Written task
Would you repeat the listing exactly but omit every picture?

(Collected data entries)
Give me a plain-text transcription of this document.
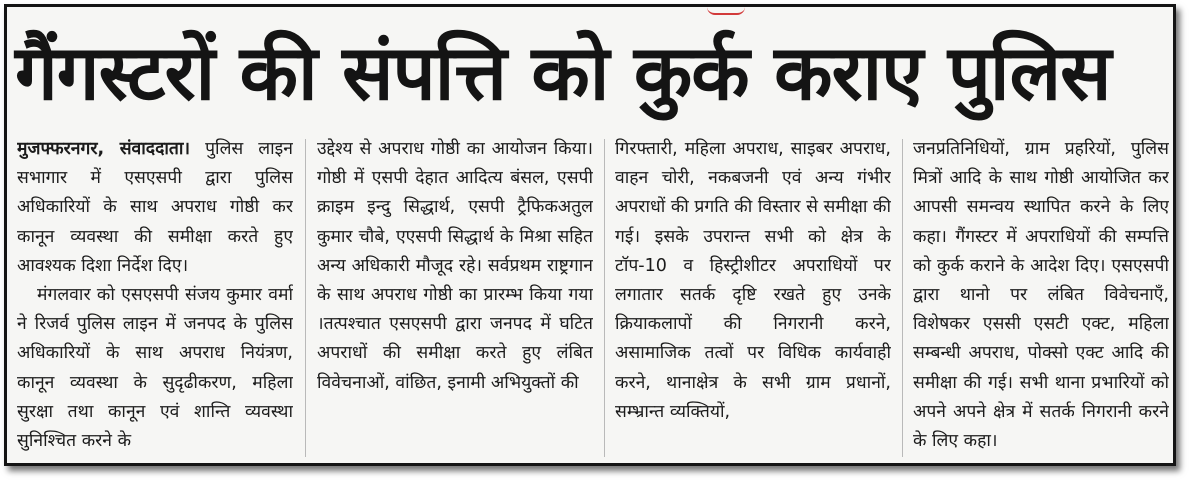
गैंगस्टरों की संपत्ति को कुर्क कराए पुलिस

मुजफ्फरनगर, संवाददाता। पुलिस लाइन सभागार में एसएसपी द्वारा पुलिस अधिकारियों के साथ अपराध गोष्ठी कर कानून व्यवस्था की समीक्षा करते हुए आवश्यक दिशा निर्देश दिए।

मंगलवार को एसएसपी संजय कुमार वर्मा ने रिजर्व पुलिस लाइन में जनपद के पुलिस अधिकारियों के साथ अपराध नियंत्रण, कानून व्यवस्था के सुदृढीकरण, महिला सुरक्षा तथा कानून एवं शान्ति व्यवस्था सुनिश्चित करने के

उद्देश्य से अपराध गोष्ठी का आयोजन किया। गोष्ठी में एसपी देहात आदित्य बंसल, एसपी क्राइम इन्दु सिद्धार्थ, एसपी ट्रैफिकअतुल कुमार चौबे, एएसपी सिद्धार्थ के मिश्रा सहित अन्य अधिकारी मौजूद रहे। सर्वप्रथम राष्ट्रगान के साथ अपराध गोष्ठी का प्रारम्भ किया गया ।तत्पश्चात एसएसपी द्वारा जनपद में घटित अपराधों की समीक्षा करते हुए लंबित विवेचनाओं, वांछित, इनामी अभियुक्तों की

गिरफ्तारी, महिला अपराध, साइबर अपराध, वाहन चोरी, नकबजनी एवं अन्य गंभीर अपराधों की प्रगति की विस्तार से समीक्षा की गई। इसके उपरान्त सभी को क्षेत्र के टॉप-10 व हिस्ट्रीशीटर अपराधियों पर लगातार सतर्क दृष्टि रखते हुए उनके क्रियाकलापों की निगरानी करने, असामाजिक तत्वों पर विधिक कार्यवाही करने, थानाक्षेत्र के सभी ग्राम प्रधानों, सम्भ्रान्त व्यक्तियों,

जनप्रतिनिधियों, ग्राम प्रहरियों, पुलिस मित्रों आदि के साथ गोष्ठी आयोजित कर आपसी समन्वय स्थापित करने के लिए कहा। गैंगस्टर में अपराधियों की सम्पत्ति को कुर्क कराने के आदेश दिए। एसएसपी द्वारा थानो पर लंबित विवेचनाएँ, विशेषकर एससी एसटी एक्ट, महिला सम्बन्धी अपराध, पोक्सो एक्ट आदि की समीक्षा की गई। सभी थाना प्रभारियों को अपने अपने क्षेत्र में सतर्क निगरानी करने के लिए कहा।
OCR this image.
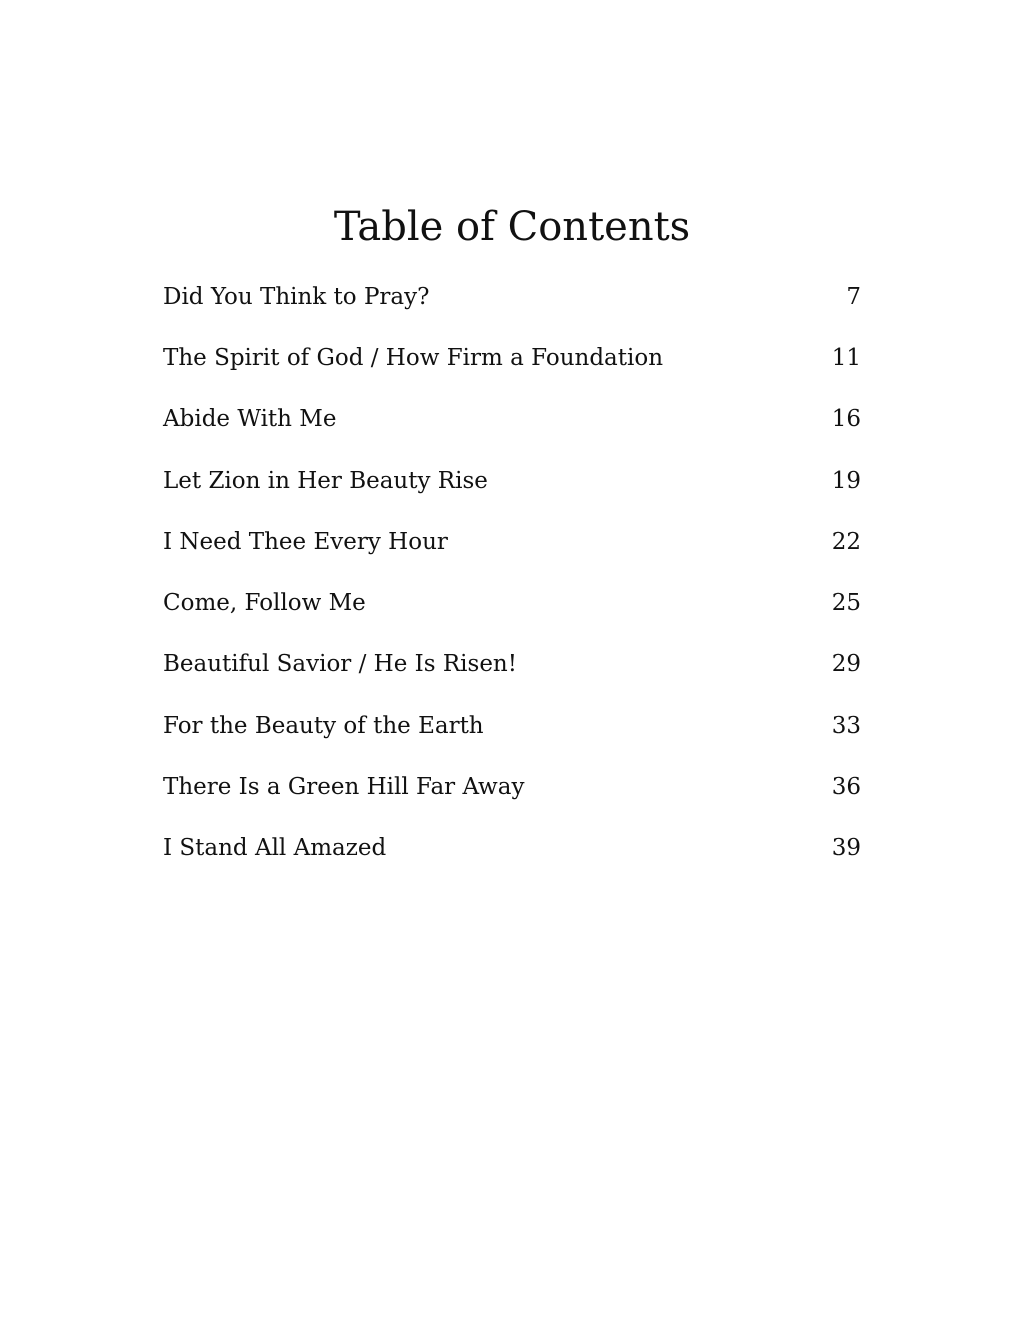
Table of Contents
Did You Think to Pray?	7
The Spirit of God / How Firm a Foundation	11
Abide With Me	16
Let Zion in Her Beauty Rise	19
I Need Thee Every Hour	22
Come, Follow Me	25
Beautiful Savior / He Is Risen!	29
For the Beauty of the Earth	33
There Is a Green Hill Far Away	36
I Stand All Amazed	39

Answer
Give me a plain-text transcription of this document.
गैंगस्टरों की संपत्ति को कुर्क कराए पुलिस

मुजफ्फरनगर, संवाददाता। पुलिस लाइन सभागार में एसएसपी द्वारा पुलिस अधिकारियों के साथ अपराध गोष्ठी कर कानून व्यवस्था की समीक्षा करते हुए आवश्यक दिशा निर्देश दिए।

मंगलवार को एसएसपी संजय कुमार वर्मा ने रिजर्व पुलिस लाइन में जनपद के पुलिस अधिकारियों के साथ अपराध नियंत्रण, कानून व्यवस्था के सुदृढीकरण, महिला सुरक्षा तथा कानून एवं शान्ति व्यवस्था सुनिश्चित करने के

उद्देश्य से अपराध गोष्ठी का आयोजन किया। गोष्ठी में एसपी देहात आदित्य बंसल, एसपी क्राइम इन्दु सिद्धार्थ, एसपी ट्रैफिकअतुल कुमार चौबे, एएसपी सिद्धार्थ के मिश्रा सहित अन्य अधिकारी मौजूद रहे। सर्वप्रथम राष्ट्रगान के साथ अपराध गोष्ठी का प्रारम्भ किया गया ।तत्पश्चात एसएसपी द्वारा जनपद में घटित अपराधों की समीक्षा करते हुए लंबित विवेचनाओं, वांछित, इनामी अभियुक्तों की

गिरफ्तारी, महिला अपराध, साइबर अपराध, वाहन चोरी, नकबजनी एवं अन्य गंभीर अपराधों की प्रगति की विस्तार से समीक्षा की गई। इसके उपरान्त सभी को क्षेत्र के टॉप-10 व हिस्ट्रीशीटर अपराधियों पर लगातार सतर्क दृष्टि रखते हुए उनके क्रियाकलापों की निगरानी करने, असामाजिक तत्वों पर विधिक कार्यवाही करने, थानाक्षेत्र के सभी ग्राम प्रधानों, सम्भ्रान्त व्यक्तियों,

जनप्रतिनिधियों, ग्राम प्रहरियों, पुलिस मित्रों आदि के साथ गोष्ठी आयोजित कर आपसी समन्वय स्थापित करने के लिए कहा। गैंगस्टर में अपराधियों की सम्पत्ति को कुर्क कराने के आदेश दिए। एसएसपी द्वारा थानो पर लंबित विवेचनाएँ, विशेषकर एससी एसटी एक्ट, महिला सम्बन्धी अपराध, पोक्सो एक्ट आदि की समीक्षा की गई। सभी थाना प्रभारियों को अपने अपने क्षेत्र में सतर्क निगरानी करने के लिए कहा।
OCR this image.
Table of Contents
Did You Think to Pray?	7
The Spirit of God / How Firm a Foundation	11
Abide With Me	16
Let Zion in Her Beauty Rise	19
I Need Thee Every Hour	22
Come, Follow Me	25
Beautiful Savior / He Is Risen!	29
For the Beauty of the Earth	33
There Is a Green Hill Far Away	36
I Stand All Amazed	39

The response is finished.